Problem to work on:
Look for "this" in the listing below. Gather each line that contains it.

Exercise input:
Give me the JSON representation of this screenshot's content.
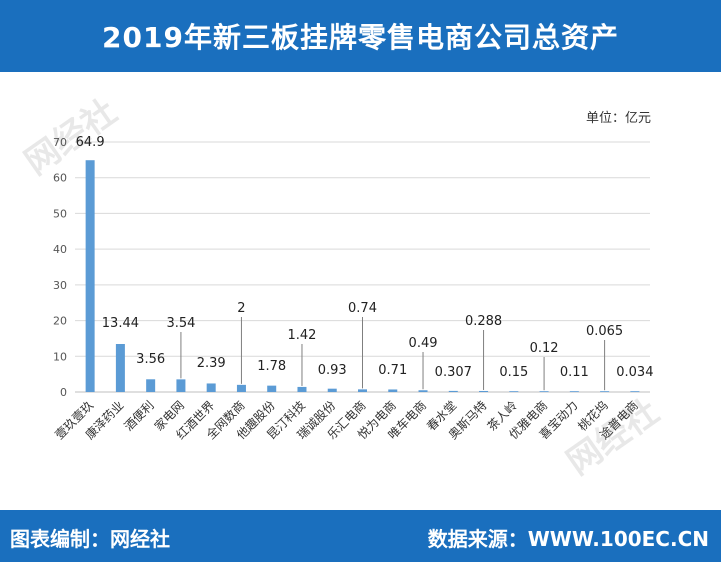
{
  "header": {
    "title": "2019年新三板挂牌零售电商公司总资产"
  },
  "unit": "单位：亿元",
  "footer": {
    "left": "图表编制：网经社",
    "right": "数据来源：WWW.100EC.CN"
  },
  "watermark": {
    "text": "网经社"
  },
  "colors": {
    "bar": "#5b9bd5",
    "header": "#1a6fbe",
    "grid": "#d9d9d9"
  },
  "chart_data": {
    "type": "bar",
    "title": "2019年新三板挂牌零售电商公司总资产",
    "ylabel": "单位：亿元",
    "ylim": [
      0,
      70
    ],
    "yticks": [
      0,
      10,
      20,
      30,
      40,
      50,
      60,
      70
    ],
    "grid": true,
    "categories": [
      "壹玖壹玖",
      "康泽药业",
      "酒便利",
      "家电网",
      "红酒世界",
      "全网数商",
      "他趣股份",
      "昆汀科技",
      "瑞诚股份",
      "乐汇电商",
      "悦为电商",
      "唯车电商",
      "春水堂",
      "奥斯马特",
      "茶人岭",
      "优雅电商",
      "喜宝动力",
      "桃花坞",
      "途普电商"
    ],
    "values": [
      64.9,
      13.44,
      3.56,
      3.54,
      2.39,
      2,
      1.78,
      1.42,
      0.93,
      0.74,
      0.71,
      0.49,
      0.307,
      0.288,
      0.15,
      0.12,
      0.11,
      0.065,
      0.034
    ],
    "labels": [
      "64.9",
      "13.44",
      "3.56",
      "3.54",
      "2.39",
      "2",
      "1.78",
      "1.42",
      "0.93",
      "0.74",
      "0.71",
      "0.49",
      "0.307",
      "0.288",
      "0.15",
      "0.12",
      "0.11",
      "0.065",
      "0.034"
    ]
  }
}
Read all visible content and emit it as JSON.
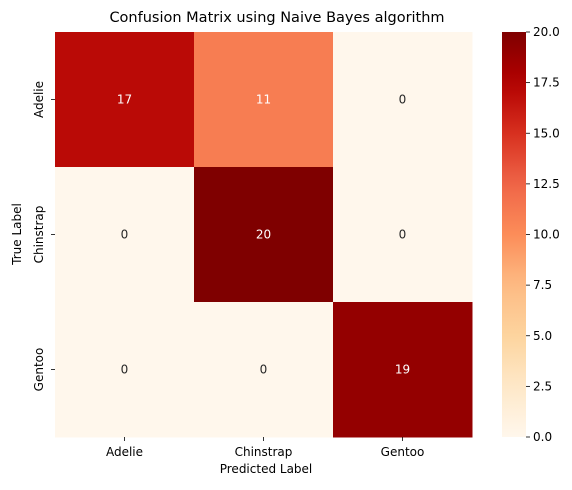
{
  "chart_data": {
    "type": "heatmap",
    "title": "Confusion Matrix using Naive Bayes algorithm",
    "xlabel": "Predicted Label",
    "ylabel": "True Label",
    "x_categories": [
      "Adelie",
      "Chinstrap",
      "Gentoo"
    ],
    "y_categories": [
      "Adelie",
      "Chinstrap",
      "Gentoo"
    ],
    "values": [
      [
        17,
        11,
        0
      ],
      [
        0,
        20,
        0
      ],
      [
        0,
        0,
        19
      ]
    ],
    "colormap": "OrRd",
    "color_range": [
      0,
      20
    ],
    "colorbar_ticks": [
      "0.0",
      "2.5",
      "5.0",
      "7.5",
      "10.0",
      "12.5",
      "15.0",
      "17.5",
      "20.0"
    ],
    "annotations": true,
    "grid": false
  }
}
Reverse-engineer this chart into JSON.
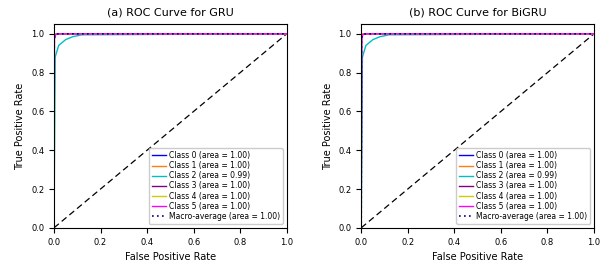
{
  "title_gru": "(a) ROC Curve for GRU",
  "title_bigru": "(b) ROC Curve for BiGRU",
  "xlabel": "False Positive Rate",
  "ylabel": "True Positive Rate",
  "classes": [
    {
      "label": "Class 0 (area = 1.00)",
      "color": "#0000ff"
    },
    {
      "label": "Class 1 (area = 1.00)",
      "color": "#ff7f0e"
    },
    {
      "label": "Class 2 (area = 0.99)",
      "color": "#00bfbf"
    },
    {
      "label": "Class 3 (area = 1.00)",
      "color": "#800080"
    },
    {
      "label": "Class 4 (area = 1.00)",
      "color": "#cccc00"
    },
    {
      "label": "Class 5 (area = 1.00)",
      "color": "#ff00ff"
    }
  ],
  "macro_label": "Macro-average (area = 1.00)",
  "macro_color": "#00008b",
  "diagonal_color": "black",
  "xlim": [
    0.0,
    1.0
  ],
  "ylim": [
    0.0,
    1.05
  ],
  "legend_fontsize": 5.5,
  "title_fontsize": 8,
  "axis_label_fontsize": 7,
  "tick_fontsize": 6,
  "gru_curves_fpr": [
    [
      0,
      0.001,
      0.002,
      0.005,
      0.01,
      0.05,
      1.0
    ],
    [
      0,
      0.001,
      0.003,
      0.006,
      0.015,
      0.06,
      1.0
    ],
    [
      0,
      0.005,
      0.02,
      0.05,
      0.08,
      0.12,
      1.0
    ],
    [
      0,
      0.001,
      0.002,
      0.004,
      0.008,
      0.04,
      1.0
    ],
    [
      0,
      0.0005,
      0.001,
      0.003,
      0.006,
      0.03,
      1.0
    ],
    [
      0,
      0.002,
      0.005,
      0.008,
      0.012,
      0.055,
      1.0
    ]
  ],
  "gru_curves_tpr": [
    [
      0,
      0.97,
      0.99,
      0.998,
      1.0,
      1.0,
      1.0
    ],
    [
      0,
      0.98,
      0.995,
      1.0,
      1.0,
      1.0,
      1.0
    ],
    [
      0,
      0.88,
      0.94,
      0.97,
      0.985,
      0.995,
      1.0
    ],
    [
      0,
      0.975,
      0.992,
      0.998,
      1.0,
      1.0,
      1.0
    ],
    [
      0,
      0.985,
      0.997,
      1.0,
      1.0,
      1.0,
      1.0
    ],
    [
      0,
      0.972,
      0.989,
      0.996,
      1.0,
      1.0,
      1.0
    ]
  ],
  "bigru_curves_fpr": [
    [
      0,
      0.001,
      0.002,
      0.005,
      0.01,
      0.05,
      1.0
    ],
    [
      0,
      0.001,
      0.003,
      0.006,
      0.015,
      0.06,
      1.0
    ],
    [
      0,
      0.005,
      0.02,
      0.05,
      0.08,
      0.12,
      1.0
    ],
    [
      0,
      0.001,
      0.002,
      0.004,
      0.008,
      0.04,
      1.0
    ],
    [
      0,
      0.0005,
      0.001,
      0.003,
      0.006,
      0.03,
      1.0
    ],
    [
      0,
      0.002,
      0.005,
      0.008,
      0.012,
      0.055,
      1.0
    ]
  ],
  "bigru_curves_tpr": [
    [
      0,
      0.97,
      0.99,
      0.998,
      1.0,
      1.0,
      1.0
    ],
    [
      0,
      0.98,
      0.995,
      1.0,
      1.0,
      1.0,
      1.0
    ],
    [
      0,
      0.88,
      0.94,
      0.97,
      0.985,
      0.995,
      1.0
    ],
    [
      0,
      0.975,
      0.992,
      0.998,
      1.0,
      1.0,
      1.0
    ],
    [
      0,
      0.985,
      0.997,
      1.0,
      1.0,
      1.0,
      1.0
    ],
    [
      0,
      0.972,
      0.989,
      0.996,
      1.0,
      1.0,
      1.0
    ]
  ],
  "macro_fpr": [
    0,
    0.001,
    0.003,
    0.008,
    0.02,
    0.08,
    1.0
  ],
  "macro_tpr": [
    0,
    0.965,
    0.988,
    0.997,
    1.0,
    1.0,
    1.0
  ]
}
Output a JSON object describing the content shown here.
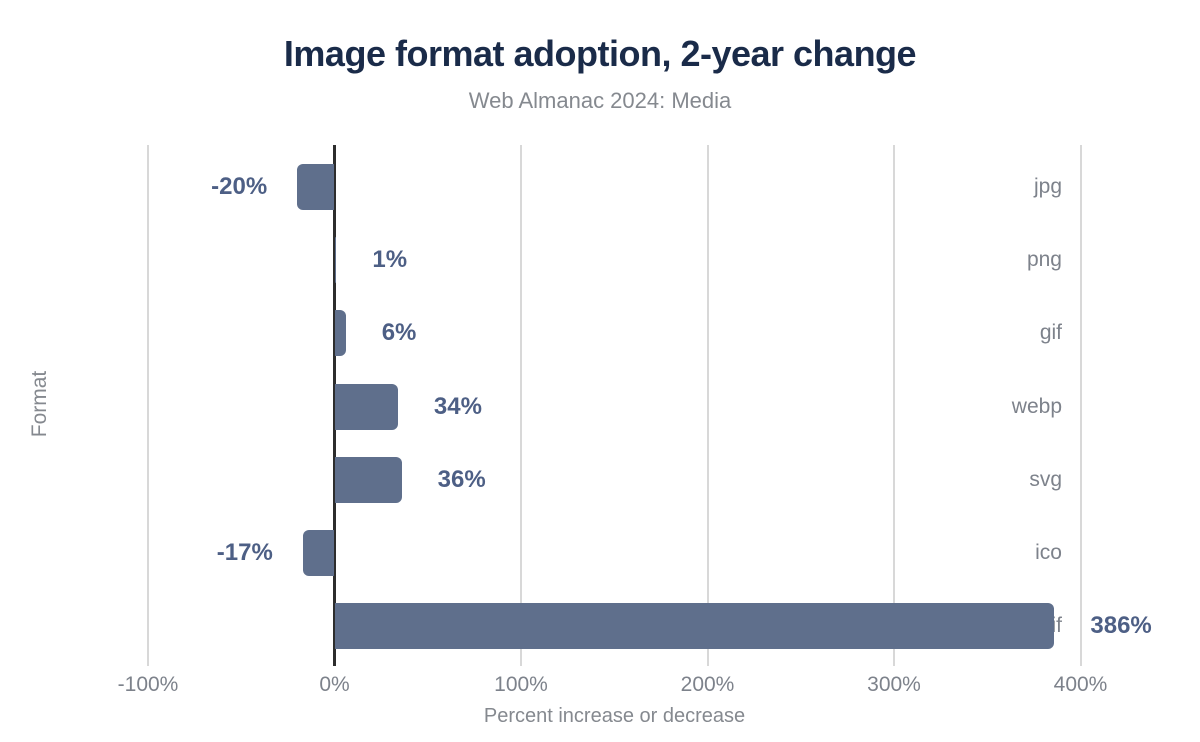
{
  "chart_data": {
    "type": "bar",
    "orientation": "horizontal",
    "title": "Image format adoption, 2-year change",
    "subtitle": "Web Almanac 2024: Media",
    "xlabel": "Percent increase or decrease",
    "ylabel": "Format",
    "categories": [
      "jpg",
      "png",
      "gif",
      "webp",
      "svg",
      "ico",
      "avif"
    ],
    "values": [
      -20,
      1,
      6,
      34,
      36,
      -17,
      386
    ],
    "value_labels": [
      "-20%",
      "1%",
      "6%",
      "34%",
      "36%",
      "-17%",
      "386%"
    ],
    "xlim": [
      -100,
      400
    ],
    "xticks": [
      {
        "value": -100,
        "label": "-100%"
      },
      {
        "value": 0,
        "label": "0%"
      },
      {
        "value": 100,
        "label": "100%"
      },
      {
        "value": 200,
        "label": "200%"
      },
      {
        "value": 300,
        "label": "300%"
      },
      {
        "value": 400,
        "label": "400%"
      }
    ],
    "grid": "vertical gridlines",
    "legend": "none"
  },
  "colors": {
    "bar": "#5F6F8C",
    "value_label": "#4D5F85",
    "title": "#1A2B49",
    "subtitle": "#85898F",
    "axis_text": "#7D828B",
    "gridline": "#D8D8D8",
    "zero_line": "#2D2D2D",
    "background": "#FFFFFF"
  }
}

Task answer:
Give me the JSON representation of this screenshot's content.
Reverse-engineer this chart into JSON.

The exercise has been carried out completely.